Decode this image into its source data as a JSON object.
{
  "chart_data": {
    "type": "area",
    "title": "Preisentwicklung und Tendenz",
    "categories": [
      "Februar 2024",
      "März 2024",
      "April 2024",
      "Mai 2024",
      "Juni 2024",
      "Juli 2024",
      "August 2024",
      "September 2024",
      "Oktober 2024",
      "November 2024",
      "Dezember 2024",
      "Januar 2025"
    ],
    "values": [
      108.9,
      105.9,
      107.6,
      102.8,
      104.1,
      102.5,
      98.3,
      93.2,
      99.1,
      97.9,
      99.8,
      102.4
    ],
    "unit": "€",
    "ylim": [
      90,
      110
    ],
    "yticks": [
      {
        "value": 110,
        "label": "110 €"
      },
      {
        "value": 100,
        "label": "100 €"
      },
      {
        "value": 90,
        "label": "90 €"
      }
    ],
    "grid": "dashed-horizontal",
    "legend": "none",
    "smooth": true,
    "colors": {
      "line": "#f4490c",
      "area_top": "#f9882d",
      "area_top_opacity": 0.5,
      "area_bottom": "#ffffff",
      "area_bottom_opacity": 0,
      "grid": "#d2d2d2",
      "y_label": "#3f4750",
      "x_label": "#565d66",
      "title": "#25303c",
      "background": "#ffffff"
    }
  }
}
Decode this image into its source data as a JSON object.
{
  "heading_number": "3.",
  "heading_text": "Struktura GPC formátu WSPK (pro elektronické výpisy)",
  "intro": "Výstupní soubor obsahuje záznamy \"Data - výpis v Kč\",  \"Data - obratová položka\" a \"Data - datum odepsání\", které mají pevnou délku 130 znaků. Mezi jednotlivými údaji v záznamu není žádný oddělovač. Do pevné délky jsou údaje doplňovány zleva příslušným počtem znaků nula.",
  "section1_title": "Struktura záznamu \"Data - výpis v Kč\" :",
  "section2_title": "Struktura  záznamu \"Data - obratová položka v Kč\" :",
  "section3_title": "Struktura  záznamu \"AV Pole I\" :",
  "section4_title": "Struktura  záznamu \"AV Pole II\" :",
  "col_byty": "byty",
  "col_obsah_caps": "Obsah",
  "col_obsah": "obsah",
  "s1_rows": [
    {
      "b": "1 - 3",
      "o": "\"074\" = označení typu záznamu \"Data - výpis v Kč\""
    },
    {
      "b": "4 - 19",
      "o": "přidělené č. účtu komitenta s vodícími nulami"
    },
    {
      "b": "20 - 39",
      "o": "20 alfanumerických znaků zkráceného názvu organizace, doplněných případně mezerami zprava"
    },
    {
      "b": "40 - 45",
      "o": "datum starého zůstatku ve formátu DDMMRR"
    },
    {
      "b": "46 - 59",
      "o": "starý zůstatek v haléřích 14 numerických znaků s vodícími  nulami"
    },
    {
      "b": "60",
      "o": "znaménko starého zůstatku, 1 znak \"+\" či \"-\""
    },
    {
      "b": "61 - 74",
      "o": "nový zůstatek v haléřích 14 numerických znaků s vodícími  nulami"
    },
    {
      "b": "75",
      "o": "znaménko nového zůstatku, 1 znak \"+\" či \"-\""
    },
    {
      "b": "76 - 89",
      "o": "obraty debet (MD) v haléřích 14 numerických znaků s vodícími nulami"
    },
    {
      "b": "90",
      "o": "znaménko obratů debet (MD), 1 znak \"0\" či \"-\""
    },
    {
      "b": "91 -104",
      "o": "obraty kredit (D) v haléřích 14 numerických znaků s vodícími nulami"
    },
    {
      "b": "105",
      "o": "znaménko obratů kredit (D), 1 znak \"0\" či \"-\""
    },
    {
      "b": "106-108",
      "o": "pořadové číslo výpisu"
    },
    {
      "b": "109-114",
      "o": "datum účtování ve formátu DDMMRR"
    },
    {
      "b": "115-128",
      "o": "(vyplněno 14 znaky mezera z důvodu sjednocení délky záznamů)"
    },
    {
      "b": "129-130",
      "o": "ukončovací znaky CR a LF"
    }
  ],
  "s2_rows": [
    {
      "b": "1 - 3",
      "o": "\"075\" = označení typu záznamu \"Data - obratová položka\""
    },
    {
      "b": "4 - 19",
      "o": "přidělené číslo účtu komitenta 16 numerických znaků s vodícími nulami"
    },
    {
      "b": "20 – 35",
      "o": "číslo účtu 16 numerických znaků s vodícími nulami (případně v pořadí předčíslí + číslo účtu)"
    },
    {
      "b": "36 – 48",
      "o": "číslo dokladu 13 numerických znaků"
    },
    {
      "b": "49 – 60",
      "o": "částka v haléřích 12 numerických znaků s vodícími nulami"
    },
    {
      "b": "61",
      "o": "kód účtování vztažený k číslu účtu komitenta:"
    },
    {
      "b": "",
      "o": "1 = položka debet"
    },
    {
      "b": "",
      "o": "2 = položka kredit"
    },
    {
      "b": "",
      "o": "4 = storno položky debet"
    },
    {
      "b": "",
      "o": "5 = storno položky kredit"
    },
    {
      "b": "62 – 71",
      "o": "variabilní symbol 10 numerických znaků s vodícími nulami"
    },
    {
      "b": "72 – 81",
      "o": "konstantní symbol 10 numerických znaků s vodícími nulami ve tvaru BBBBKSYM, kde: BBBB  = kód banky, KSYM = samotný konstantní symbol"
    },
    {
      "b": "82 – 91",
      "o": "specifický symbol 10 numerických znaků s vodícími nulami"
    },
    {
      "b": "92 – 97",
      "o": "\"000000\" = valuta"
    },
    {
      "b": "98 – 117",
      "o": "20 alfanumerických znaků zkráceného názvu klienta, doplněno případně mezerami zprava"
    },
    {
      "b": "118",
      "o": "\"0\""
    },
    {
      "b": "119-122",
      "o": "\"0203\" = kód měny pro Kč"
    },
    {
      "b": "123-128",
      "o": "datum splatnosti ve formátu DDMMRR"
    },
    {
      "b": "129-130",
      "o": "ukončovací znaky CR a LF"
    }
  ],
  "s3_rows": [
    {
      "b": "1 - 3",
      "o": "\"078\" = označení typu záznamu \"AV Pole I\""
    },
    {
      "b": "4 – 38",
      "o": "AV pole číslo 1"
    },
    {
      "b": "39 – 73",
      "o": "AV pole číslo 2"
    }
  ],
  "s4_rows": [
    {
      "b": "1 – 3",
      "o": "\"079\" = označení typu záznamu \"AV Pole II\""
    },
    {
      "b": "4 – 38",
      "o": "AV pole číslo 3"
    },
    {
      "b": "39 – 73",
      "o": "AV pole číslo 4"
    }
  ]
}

Given exercise: Search the listing for the string "alfanumerických". Copy each line where it turns up.

Complete response:
      "o": "20 alfanumerických znaků zkráceného názvu organizace, doplněných případně mezerami zprava"
      "o": "20 alfanumerických znaků zkráceného názvu klienta, doplněno případně mezerami zprava"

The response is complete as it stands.